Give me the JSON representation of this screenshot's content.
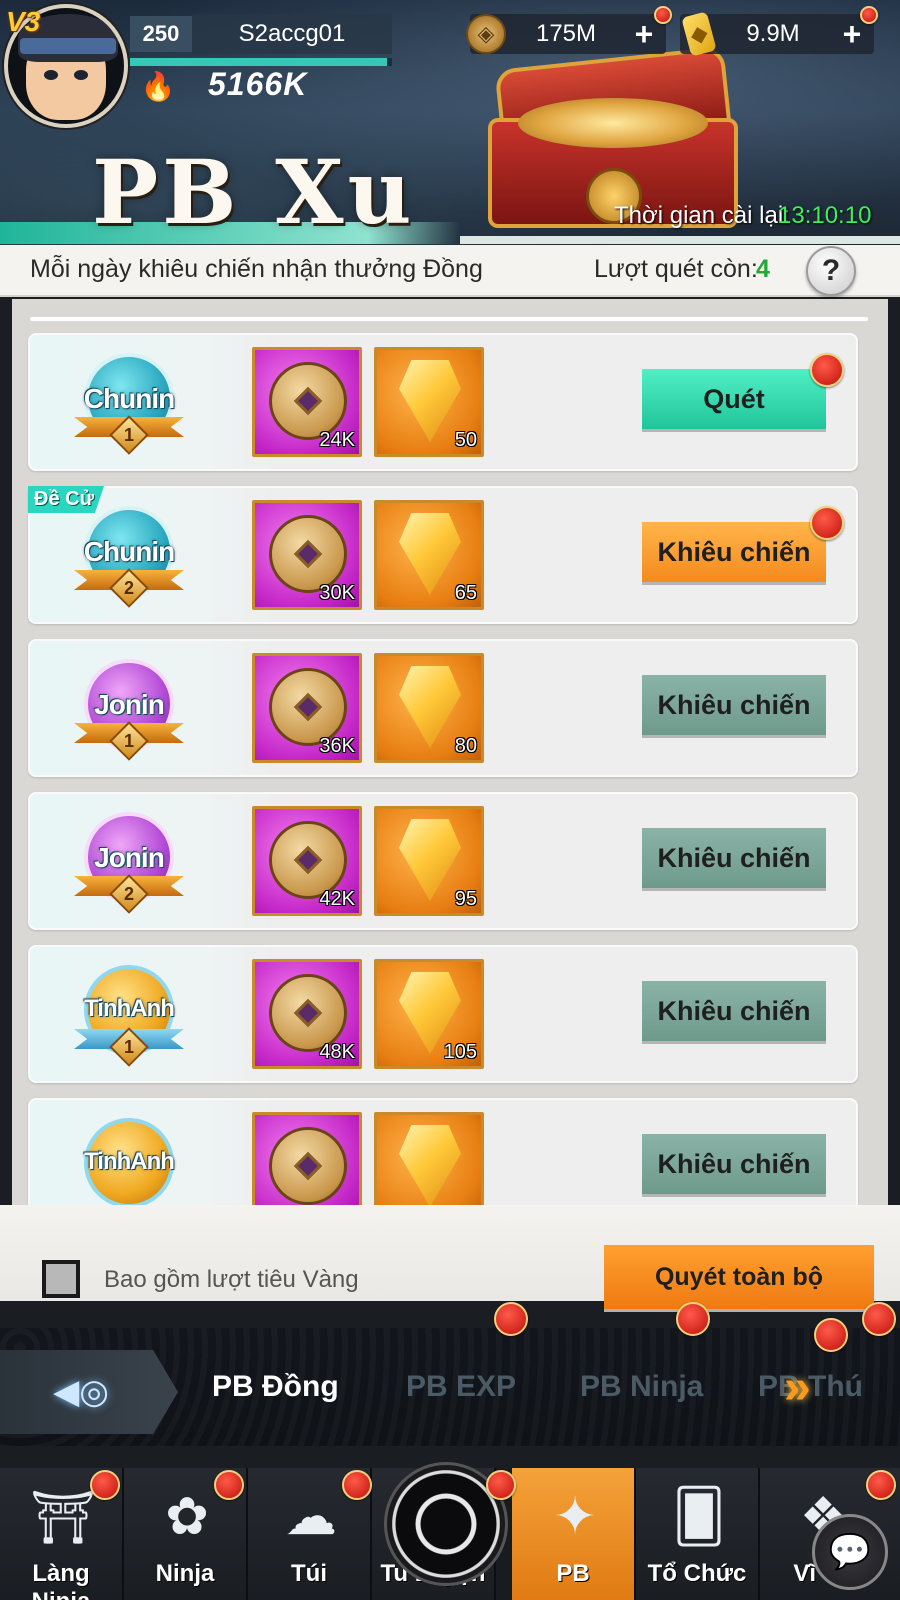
{
  "player": {
    "vip": "V3",
    "level": "250",
    "name": "S2accg01",
    "power": "5166K",
    "exp_fraction": 0.98
  },
  "currencies": {
    "coins": "175M",
    "gold": "9.9M",
    "plus": "+"
  },
  "header": {
    "title": "PB Xu",
    "reset_label": "Thời gian cài lại:",
    "reset_time": "13:10:10"
  },
  "info": {
    "text": "Mỗi ngày khiêu chiến nhận thưởng Đồng",
    "turns_label": "Lượt quét còn:",
    "turns_value": "4",
    "help": "?"
  },
  "rows": [
    {
      "badge": "Chunin",
      "tier": "1",
      "coin": "24K",
      "gem": "50",
      "action": "Quét",
      "recommend": ""
    },
    {
      "badge": "Chunin",
      "tier": "2",
      "coin": "30K",
      "gem": "65",
      "action": "Khiêu chiến",
      "recommend": "Đề Cử"
    },
    {
      "badge": "Jonin",
      "tier": "1",
      "coin": "36K",
      "gem": "80",
      "action": "Khiêu chiến",
      "recommend": ""
    },
    {
      "badge": "Jonin",
      "tier": "2",
      "coin": "42K",
      "gem": "95",
      "action": "Khiêu chiến",
      "recommend": ""
    },
    {
      "badge": "TinhAnh",
      "tier": "1",
      "coin": "48K",
      "gem": "105",
      "action": "Khiêu chiến",
      "recommend": ""
    },
    {
      "badge": "TinhAnh",
      "tier": "",
      "coin": "",
      "gem": "",
      "action": "Khiêu chiến",
      "recommend": ""
    }
  ],
  "bottom": {
    "checkbox_label": "Bao gồm lượt tiêu Vàng",
    "sweep_all": "Quyét toàn bộ"
  },
  "tabs": [
    "PB Đồng",
    "PB EXP",
    "PB Ninja",
    "PB Thú"
  ],
  "nav": [
    "Làng Ninja",
    "Ninja",
    "Túi",
    "Tu Luyện",
    "PB",
    "Tổ Chức",
    "Vĩ Thú"
  ],
  "colors": {
    "accent_orange": "#f58a1e",
    "accent_green": "#22c49b",
    "time_green": "#3cf05a",
    "notify_red": "#c0100a"
  }
}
- - - -
What needs to be done: In this exercise, set down all of the data exactly, without the pictures.

Answer to the problem:
Give me the JSON representation of this screenshot's content.
{
  "player": {
    "vip": "V3",
    "level": "250",
    "name": "S2accg01",
    "power": "5166K",
    "exp_fraction": 0.98
  },
  "currencies": {
    "coins": "175M",
    "gold": "9.9M",
    "plus": "+"
  },
  "header": {
    "title": "PB Xu",
    "reset_label": "Thời gian cài lại:",
    "reset_time": "13:10:10"
  },
  "info": {
    "text": "Mỗi ngày khiêu chiến nhận thưởng Đồng",
    "turns_label": "Lượt quét còn:",
    "turns_value": "4",
    "help": "?"
  },
  "rows": [
    {
      "badge": "Chunin",
      "tier": "1",
      "coin": "24K",
      "gem": "50",
      "action": "Quét",
      "recommend": ""
    },
    {
      "badge": "Chunin",
      "tier": "2",
      "coin": "30K",
      "gem": "65",
      "action": "Khiêu chiến",
      "recommend": "Đề Cử"
    },
    {
      "badge": "Jonin",
      "tier": "1",
      "coin": "36K",
      "gem": "80",
      "action": "Khiêu chiến",
      "recommend": ""
    },
    {
      "badge": "Jonin",
      "tier": "2",
      "coin": "42K",
      "gem": "95",
      "action": "Khiêu chiến",
      "recommend": ""
    },
    {
      "badge": "TinhAnh",
      "tier": "1",
      "coin": "48K",
      "gem": "105",
      "action": "Khiêu chiến",
      "recommend": ""
    },
    {
      "badge": "TinhAnh",
      "tier": "",
      "coin": "",
      "gem": "",
      "action": "Khiêu chiến",
      "recommend": ""
    }
  ],
  "bottom": {
    "checkbox_label": "Bao gồm lượt tiêu Vàng",
    "sweep_all": "Quyét toàn bộ"
  },
  "tabs": [
    "PB Đồng",
    "PB EXP",
    "PB Ninja",
    "PB Thú"
  ],
  "nav": [
    "Làng Ninja",
    "Ninja",
    "Túi",
    "Tu Luyện",
    "PB",
    "Tổ Chức",
    "Vĩ Thú"
  ],
  "colors": {
    "accent_orange": "#f58a1e",
    "accent_green": "#22c49b",
    "time_green": "#3cf05a",
    "notify_red": "#c0100a"
  }
}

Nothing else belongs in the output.